↓↓↓

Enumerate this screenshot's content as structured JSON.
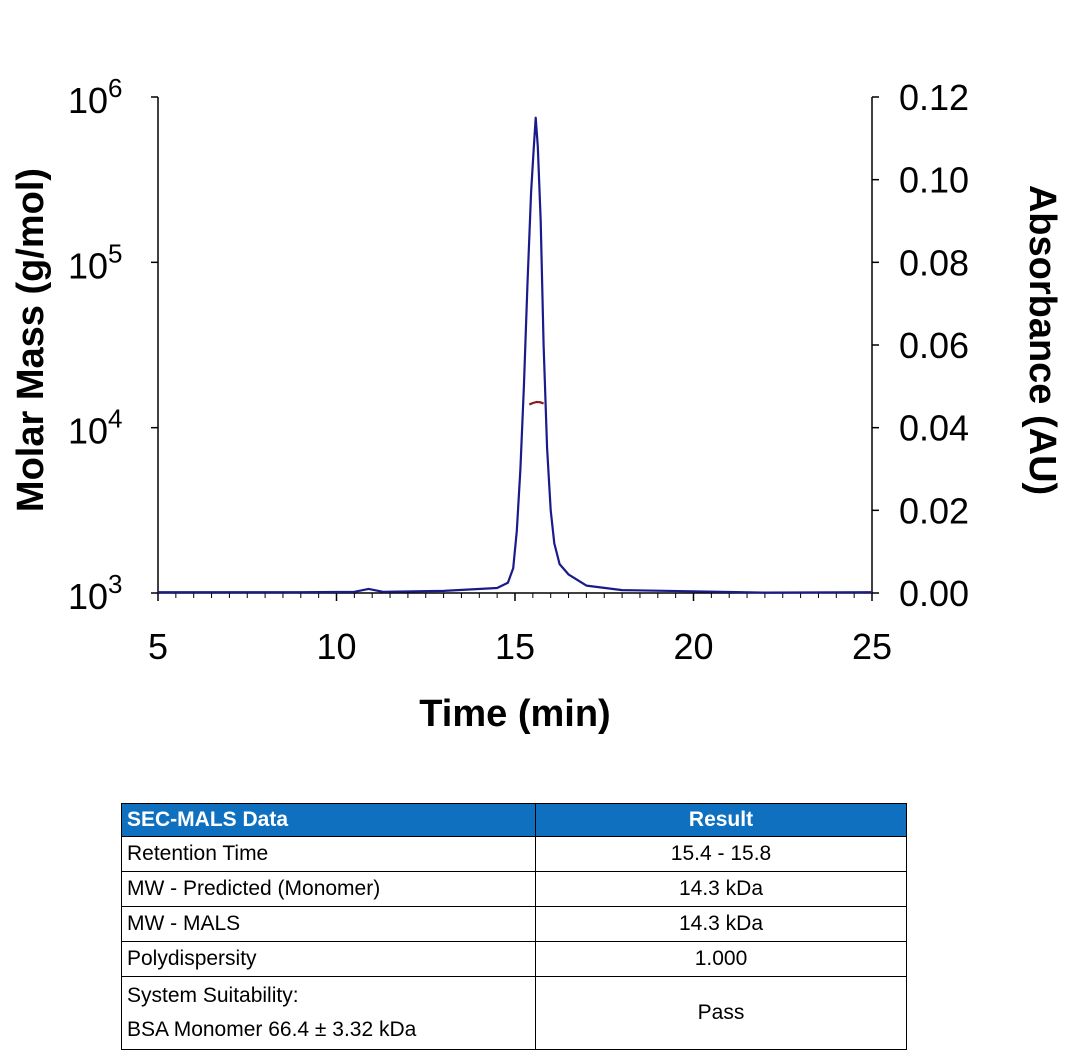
{
  "chart_data": {
    "type": "line",
    "xlabel": "Time (min)",
    "xlim": [
      5,
      25
    ],
    "xticks": [
      5,
      10,
      15,
      20,
      25
    ],
    "y_left": {
      "label": "Molar Mass (g/mol)",
      "scale": "log",
      "lim": [
        1000,
        1000000
      ],
      "ticks": [
        {
          "base": "10",
          "exp": "3"
        },
        {
          "base": "10",
          "exp": "4"
        },
        {
          "base": "10",
          "exp": "5"
        },
        {
          "base": "10",
          "exp": "6"
        }
      ]
    },
    "y_right": {
      "label": "Absorbance (AU)",
      "lim": [
        0,
        0.12
      ],
      "ticks": [
        "0.00",
        "0.02",
        "0.04",
        "0.06",
        "0.08",
        "0.10",
        "0.12"
      ]
    },
    "series": [
      {
        "name": "Absorbance",
        "axis": "right",
        "color": "#1a1a8c",
        "x": [
          5,
          7,
          9,
          10.5,
          10.9,
          11.3,
          13,
          14.5,
          14.8,
          14.95,
          15.05,
          15.15,
          15.25,
          15.35,
          15.45,
          15.52,
          15.58,
          15.64,
          15.72,
          15.8,
          15.9,
          16.0,
          16.1,
          16.25,
          16.5,
          17,
          18,
          20,
          22,
          25
        ],
        "y": [
          0.0002,
          0.0002,
          0.0002,
          0.0003,
          0.001,
          0.0003,
          0.0005,
          0.0012,
          0.0025,
          0.006,
          0.015,
          0.03,
          0.05,
          0.075,
          0.097,
          0.107,
          0.115,
          0.108,
          0.09,
          0.06,
          0.035,
          0.02,
          0.012,
          0.007,
          0.0045,
          0.0018,
          0.0007,
          0.0004,
          0.0001,
          0.0002
        ]
      },
      {
        "name": "Molar Mass",
        "axis": "left",
        "color": "#8b1a1a",
        "x": [
          15.4,
          15.5,
          15.6,
          15.7,
          15.8
        ],
        "y": [
          13800,
          14100,
          14300,
          14250,
          14000
        ]
      }
    ]
  },
  "table": {
    "headers": [
      "SEC-MALS Data",
      "Result"
    ],
    "rows": [
      {
        "label": "Retention Time",
        "value": "15.4 - 15.8"
      },
      {
        "label": "MW - Predicted (Monomer)",
        "value": "14.3 kDa"
      },
      {
        "label": "MW - MALS",
        "value": "14.3 kDa"
      },
      {
        "label": "Polydispersity",
        "value": "1.000"
      }
    ],
    "suitability": {
      "line1": "System Suitability:",
      "line2": "BSA Monomer 66.4 ± 3.32 kDa",
      "value": "Pass"
    }
  },
  "colors": {
    "table_header": "#1070c0",
    "absorbance_line": "#1a1a8c",
    "mass_line": "#8b1a1a"
  }
}
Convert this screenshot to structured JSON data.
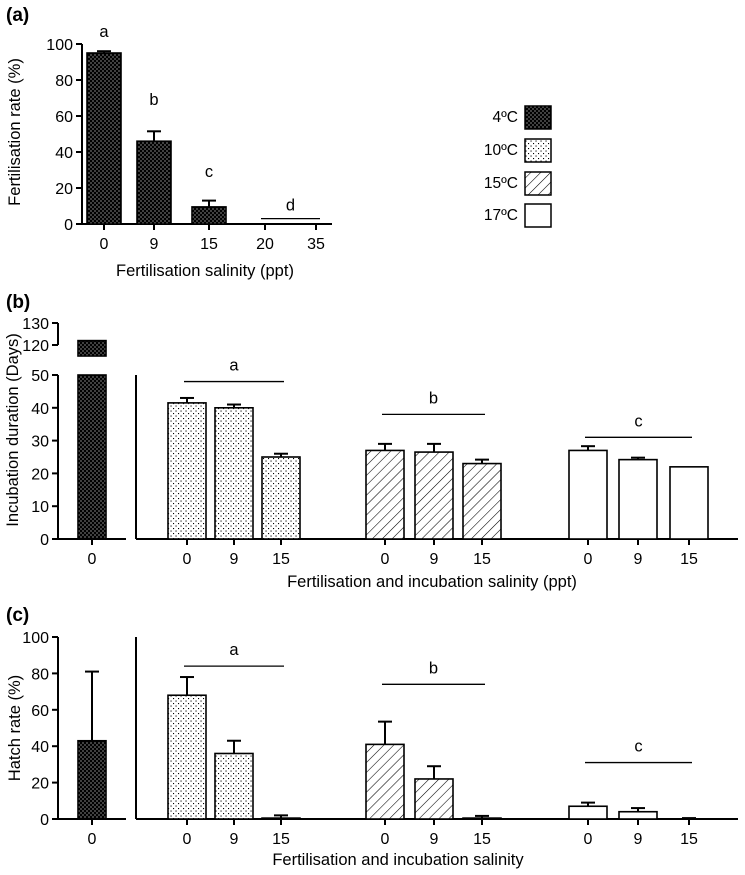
{
  "legend": {
    "entries": [
      {
        "label": "4ºC",
        "pattern": "dense"
      },
      {
        "label": "10ºC",
        "pattern": "dots"
      },
      {
        "label": "15ºC",
        "pattern": "hatch"
      },
      {
        "label": "17ºC",
        "pattern": "none"
      }
    ]
  },
  "chart_data": [
    {
      "panel": "(a)",
      "type": "bar",
      "xlabel": "Fertilisation salinity (ppt)",
      "ylabel": "Fertilisation rate (%)",
      "ylim": [
        0,
        100
      ],
      "yticks": [
        0,
        20,
        40,
        60,
        80,
        100
      ],
      "categories": [
        "0",
        "9",
        "15",
        "20",
        "35"
      ],
      "series": [
        {
          "temperature": "4ºC",
          "pattern": "dense",
          "values": [
            95,
            46,
            9.5,
            0,
            0
          ],
          "errors": [
            1,
            5.5,
            3.5,
            0,
            0
          ]
        }
      ],
      "annotations": [
        {
          "text": "a",
          "category": "0",
          "y": 104
        },
        {
          "text": "b",
          "category": "9",
          "y": 66
        },
        {
          "text": "c",
          "category": "15",
          "y": 26
        },
        {
          "text": "d",
          "from": "20",
          "to": "35",
          "y": 3
        }
      ]
    },
    {
      "panel": "(b)",
      "type": "bar",
      "xlabel": "Fertilisation and incubation salinity (ppt)",
      "ylabel": "Incubation duration (Days)",
      "ylim": [
        0,
        50
      ],
      "yticks": [
        0,
        10,
        20,
        30,
        40,
        50
      ],
      "ylim_upper": [
        115,
        130
      ],
      "yticks_upper": [
        120,
        130
      ],
      "axis_break": true,
      "groups": [
        {
          "temperature": "4ºC",
          "pattern": "dense",
          "categories": [
            "0"
          ],
          "values": [
            122
          ],
          "errors": [
            0
          ]
        },
        {
          "temperature": "10ºC",
          "pattern": "dots",
          "categories": [
            "0",
            "9",
            "15"
          ],
          "values": [
            41.5,
            40,
            25
          ],
          "errors": [
            1.5,
            1,
            1
          ]
        },
        {
          "temperature": "15ºC",
          "pattern": "hatch",
          "categories": [
            "0",
            "9",
            "15"
          ],
          "values": [
            27,
            26.5,
            23
          ],
          "errors": [
            2,
            2.5,
            1.2
          ]
        },
        {
          "temperature": "17ºC",
          "pattern": "none",
          "categories": [
            "0",
            "9",
            "15"
          ],
          "values": [
            27,
            24.2,
            22
          ],
          "errors": [
            1.3,
            0.6,
            0
          ]
        }
      ],
      "annotations": [
        {
          "text": "a",
          "group": 1,
          "y": 48
        },
        {
          "text": "b",
          "group": 2,
          "y": 38
        },
        {
          "text": "c",
          "group": 3,
          "y": 31
        }
      ]
    },
    {
      "panel": "(c)",
      "type": "bar",
      "xlabel": "Fertilisation and incubation salinity",
      "ylabel": "Hatch rate (%)",
      "ylim": [
        0,
        100
      ],
      "yticks": [
        0,
        20,
        40,
        60,
        80,
        100
      ],
      "groups": [
        {
          "temperature": "4ºC",
          "pattern": "dense",
          "categories": [
            "0"
          ],
          "values": [
            43
          ],
          "errors": [
            38
          ]
        },
        {
          "temperature": "10ºC",
          "pattern": "dots",
          "categories": [
            "0",
            "9",
            "15"
          ],
          "values": [
            68,
            36,
            0.5
          ],
          "errors": [
            10,
            7,
            1.5
          ]
        },
        {
          "temperature": "15ºC",
          "pattern": "hatch",
          "categories": [
            "0",
            "9",
            "15"
          ],
          "values": [
            41,
            22,
            0.5
          ],
          "errors": [
            12.5,
            7,
            1.2
          ]
        },
        {
          "temperature": "17ºC",
          "pattern": "none",
          "categories": [
            "0",
            "9",
            "15"
          ],
          "values": [
            7,
            4,
            0
          ],
          "errors": [
            2,
            2,
            0.5
          ]
        }
      ],
      "annotations": [
        {
          "text": "a",
          "group": 1,
          "y": 84
        },
        {
          "text": "b",
          "group": 2,
          "y": 74
        },
        {
          "text": "c",
          "group": 3,
          "y": 31
        }
      ]
    }
  ]
}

↑↑↑

- _Exercise task_:
Within the listing, how many lines hold the word "ylabel"? Only the number is to be given.

- _Answer_:
3